'''

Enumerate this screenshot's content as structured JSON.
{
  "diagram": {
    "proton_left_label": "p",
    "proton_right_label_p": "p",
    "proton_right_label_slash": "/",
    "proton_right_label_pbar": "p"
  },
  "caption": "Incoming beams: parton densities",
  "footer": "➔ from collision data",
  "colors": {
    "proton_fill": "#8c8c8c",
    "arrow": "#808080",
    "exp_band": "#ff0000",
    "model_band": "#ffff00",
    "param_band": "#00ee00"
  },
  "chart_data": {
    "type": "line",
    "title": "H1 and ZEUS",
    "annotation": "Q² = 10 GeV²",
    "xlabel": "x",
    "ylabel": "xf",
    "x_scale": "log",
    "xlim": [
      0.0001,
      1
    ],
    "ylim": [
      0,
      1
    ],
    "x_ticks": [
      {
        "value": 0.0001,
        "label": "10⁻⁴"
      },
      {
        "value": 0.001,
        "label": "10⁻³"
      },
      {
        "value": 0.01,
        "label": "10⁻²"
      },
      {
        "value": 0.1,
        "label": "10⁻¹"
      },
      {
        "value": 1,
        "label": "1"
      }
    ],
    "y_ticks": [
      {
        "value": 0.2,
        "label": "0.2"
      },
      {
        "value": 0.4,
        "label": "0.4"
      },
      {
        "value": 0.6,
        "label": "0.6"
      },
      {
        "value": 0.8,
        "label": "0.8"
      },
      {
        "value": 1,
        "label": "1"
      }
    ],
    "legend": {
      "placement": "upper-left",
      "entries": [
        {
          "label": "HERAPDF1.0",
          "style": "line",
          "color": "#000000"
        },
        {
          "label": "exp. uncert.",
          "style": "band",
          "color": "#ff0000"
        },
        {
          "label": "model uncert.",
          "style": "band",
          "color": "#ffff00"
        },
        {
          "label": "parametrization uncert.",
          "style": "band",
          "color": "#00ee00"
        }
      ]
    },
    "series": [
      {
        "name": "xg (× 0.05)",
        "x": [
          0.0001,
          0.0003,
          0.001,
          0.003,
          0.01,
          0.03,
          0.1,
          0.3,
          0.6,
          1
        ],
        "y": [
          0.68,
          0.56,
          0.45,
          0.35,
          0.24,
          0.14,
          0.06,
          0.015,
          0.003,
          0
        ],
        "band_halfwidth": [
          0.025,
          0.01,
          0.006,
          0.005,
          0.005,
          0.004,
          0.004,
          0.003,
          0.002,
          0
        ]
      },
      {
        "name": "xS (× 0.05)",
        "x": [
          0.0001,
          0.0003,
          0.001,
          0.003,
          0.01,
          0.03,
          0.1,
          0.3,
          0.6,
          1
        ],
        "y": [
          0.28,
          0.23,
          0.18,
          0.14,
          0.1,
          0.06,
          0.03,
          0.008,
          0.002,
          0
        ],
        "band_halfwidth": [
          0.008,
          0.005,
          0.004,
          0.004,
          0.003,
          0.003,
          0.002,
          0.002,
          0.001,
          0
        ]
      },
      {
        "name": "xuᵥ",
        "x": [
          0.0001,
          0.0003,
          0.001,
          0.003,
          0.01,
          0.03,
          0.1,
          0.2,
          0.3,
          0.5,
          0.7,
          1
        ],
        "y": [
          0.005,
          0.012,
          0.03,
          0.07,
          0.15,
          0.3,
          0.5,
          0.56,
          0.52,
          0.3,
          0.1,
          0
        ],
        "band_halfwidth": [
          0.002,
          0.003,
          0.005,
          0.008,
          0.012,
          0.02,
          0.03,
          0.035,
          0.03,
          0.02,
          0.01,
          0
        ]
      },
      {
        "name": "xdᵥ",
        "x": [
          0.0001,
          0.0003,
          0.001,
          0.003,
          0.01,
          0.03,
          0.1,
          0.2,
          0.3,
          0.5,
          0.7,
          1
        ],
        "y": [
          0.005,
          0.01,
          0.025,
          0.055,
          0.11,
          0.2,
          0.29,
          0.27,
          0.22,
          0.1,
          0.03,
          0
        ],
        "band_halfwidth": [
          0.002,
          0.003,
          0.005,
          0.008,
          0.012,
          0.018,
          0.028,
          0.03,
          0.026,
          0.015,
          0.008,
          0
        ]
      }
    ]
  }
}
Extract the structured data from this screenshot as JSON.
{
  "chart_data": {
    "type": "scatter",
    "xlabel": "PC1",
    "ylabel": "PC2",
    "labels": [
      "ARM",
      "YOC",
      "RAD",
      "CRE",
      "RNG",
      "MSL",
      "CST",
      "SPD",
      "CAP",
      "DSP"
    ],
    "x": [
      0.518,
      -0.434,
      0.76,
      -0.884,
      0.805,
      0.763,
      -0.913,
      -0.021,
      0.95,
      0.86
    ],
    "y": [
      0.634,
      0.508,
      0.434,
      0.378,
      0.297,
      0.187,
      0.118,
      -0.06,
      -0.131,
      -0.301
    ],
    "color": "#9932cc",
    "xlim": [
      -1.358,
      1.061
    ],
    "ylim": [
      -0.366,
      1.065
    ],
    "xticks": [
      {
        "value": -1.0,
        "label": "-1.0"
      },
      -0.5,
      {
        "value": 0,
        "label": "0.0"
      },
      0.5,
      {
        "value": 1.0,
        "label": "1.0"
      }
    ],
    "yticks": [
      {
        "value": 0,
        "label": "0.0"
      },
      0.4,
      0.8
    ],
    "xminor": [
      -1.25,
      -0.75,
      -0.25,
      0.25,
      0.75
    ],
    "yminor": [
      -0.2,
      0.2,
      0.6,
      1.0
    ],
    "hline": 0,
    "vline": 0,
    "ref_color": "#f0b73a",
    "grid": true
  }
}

'''

YOUR OBJECTIVE:
Copy every line of the listing that includes the string "from".

TASK RESULT:
  "footer": "➔ from collision data",
Extract the structured data from this screenshot as JSON.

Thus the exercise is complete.